Hari Raya Aidilfitri is a festival celebrated after the month of fasting. Unfortunately, with the heightened measures imposed by the government to curb the increase of community cases, it may seem a little quiet this year.

Unless you’re in groups of two, you may not be able to visit your friend’s abode for visiting — say goodbye to the delicious lontong (rice cakes) and kuih (snacks).

Nonetheless, we share a gist of what and how the occasion is celebrated below, along with some fun facts that you may have been curious to know.

 

Hari Raya Aidilfitri

Hari Raya Light Up at the Kampong Glam precinct.
Image: Singapore Tourism Board

Each year, Muslims celebrate two different types of Hari Raya; Hari Raya Aidilfitri and Hari Raya Haji. To clear up any confusion, Hari Raya Aidilfitri marks the end of the fasting month, while Hari Raya Haji marks the end of the pilgrimage to Mecca.

The festival is referred to as Hari Raya Puasa or Hari Raya Aidilfitri. ‘Puasa’ refers to fasting in Malay, while ‘Aidilfitri’ refers to an Arabic term for forgiveness.

But, don’t worry about trying to pronounce them; merely wishing “Selamat Hari Raya” to your Muslim peers would suffice. Alternatively, you could also wish “Eid Mubarak”, an Arabic term wishing them a blessed celebration.

Unlike Hari Raya Haji which is celebrated for just a day, Hari Raya Aidilfitri spans for a month-long. Essentially, it feels like a one-to-one celebration after fasting for 30 days. During this month, Muslims visit their relatives to seek forgiveness, be it on purpose or unknowingly — even if you only meet them once a year.

TASK PROMPT — Write the next part of the Hari Raya Aidilfitri article, picking up after its last sentence. The data after this has nothing to do with the Hari Raya article.

DATA SHOWN —
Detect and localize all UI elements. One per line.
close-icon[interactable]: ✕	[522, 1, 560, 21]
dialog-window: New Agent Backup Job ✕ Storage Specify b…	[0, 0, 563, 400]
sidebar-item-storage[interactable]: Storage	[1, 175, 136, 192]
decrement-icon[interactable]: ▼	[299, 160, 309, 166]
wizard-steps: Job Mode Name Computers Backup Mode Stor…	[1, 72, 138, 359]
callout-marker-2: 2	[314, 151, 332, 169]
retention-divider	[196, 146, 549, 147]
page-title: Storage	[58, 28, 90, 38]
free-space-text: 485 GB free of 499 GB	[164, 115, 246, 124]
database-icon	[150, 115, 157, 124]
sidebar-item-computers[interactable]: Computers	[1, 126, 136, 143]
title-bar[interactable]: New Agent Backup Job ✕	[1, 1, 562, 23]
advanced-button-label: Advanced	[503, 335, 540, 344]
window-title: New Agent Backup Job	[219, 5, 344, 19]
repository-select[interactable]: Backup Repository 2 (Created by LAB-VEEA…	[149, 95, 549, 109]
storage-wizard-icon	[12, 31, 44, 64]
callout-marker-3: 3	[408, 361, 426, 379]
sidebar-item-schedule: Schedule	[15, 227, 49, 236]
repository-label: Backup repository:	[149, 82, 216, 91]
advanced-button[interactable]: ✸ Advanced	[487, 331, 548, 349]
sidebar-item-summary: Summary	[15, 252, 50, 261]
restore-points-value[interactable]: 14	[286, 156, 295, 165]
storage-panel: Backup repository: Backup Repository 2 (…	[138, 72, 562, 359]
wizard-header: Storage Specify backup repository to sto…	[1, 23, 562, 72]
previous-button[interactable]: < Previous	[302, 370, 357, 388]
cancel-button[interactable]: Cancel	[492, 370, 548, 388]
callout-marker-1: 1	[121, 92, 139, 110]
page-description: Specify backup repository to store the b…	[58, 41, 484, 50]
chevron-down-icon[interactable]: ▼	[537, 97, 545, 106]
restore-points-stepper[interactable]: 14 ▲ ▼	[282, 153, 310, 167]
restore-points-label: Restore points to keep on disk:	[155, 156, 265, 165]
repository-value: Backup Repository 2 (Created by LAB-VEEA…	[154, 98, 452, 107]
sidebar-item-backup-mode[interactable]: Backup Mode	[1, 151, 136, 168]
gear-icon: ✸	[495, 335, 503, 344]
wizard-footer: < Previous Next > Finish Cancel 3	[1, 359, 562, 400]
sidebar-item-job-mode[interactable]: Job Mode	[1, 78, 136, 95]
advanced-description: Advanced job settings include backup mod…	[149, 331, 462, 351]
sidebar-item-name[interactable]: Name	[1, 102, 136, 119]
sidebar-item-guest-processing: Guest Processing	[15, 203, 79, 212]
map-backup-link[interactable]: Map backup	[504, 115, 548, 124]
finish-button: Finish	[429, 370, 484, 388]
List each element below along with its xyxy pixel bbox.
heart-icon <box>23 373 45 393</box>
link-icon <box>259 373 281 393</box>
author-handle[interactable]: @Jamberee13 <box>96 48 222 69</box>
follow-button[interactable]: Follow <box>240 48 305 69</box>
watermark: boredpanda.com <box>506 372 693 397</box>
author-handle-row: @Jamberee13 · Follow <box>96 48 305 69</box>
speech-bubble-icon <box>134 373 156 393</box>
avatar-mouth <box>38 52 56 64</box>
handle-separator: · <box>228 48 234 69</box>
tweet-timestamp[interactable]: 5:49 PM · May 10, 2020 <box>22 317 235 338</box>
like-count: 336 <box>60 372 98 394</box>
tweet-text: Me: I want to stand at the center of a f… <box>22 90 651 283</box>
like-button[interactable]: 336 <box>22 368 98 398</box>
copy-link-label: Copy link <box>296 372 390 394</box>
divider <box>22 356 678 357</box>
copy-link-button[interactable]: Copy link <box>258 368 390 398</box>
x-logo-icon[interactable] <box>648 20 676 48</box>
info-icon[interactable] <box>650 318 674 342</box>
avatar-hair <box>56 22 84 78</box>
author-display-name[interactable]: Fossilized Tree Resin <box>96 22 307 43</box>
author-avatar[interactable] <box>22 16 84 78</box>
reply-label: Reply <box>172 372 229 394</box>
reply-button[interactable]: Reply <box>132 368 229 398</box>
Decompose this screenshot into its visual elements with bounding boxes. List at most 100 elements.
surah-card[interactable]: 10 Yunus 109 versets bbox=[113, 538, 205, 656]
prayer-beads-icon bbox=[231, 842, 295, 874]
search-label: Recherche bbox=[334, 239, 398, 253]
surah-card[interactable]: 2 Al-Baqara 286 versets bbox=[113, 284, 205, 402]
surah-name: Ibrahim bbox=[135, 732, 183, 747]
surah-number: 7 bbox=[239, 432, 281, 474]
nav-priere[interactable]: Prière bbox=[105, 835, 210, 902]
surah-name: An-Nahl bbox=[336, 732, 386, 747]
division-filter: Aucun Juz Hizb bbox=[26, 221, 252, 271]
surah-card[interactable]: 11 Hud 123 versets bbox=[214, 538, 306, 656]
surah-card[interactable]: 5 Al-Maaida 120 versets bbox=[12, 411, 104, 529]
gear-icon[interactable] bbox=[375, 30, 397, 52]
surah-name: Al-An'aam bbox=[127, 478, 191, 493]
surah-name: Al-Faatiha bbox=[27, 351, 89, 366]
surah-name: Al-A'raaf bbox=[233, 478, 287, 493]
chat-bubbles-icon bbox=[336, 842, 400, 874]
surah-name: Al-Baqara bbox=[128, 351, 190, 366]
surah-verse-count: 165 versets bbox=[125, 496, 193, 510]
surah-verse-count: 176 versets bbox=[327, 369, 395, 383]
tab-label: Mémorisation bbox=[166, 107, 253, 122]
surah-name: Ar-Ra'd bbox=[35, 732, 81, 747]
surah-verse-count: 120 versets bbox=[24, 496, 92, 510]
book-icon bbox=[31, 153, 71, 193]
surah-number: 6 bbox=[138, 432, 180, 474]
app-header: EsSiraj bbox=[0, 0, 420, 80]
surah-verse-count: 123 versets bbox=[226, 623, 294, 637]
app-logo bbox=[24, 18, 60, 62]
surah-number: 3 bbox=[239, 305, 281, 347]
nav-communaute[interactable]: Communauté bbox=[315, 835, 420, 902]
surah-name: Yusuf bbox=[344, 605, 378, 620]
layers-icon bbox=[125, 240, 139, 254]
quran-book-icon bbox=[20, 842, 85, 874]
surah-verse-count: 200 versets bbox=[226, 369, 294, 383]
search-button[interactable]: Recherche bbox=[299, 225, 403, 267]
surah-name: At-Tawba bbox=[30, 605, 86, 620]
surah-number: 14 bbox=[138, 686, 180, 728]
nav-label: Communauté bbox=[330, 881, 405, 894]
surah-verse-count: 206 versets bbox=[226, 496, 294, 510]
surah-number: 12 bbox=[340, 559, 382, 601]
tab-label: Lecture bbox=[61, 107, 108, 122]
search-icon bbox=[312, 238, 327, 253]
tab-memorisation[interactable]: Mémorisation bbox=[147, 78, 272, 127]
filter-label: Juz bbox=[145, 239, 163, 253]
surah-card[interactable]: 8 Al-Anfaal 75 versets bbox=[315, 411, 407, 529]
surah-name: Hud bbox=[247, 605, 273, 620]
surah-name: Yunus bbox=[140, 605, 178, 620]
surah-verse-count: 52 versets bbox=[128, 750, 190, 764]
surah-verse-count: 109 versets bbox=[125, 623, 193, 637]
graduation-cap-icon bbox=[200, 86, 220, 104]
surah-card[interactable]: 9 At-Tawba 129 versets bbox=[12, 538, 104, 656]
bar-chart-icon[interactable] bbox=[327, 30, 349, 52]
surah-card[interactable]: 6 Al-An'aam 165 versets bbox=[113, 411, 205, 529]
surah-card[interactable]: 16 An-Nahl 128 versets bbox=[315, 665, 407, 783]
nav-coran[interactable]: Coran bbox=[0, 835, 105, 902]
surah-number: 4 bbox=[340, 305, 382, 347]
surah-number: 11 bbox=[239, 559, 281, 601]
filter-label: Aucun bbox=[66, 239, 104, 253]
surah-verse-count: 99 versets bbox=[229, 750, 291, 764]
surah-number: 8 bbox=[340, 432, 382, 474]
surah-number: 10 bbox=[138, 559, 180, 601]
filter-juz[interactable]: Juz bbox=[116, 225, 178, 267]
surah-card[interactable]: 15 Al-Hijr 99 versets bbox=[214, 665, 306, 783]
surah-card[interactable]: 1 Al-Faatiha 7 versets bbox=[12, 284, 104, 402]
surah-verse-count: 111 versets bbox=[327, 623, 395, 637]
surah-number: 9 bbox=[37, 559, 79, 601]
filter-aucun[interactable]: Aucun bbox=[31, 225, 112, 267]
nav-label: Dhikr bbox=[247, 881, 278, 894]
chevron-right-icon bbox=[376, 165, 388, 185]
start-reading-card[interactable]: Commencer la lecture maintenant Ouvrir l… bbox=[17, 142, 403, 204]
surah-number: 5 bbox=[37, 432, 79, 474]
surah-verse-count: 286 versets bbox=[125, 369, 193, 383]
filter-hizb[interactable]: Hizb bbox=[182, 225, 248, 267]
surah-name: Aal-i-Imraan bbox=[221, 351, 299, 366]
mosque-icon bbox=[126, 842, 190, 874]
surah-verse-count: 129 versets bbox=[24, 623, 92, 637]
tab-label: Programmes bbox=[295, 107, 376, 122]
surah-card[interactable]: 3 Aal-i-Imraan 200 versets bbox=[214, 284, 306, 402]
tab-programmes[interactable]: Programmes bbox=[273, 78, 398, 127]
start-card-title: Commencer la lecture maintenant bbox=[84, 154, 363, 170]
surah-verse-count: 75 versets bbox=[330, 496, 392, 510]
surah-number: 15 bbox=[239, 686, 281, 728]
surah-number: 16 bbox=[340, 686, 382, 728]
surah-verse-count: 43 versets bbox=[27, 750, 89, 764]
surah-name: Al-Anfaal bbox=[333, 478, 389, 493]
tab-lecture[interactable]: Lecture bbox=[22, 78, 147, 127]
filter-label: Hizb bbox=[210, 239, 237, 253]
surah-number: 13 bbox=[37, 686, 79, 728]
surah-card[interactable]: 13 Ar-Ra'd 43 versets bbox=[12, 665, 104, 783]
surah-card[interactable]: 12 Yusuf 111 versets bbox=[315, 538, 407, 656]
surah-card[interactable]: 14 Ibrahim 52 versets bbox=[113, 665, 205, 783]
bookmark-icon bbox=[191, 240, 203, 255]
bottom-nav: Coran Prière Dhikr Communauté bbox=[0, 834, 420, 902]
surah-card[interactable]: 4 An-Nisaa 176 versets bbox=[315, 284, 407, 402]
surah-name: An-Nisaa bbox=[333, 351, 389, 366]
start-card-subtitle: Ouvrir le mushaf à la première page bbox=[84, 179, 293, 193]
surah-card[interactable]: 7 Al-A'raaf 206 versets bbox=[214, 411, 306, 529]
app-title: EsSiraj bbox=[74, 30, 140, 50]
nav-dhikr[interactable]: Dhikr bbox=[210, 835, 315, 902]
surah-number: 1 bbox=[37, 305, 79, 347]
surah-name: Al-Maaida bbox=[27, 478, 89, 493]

RIGHT ANSWER —
Read more: Here’s why your Muslim Friends were fasting for a month

How it’s celebrated

Hari Raya announcement by Mufti.

Hari Raya starts from the moment the last night of fasting ends. The festival is officially announced by the Mufti (head of Islamic law) in each country on national television two nights before. When technology wasn’t as advanced back in the day, it depended on whether the crescent moon was visible in the sky. Today, indeed, it has been confirmed way beforehand following the dates of the Muslim calendar.

Here’s a fact: there were instances back in the days when the moon wasn’t seen, and everyone had to fast for an extra day. Just imagine all the mothers needing to keep all their ingredients meant for Hari Raya dishes and prepare for sahur (pre-dawn meal) instead.

Rendang, a dish of meat (chicken or beef) braised in coconut milk seasoned with herbs and spices, is typical of Hari Raya.

Image: @linagui.kitchen

That night, mothers then get busy preparing Hari Raya dishes for guests the next day whilst the young ones play with Bunga-api (firecrackers) or fill up the containers with the array of kuih. The others in the family then do a final round of spring cleaning, and of course, not forgetting to iron the traditional outfits to be donned on the morning of Hari Raya.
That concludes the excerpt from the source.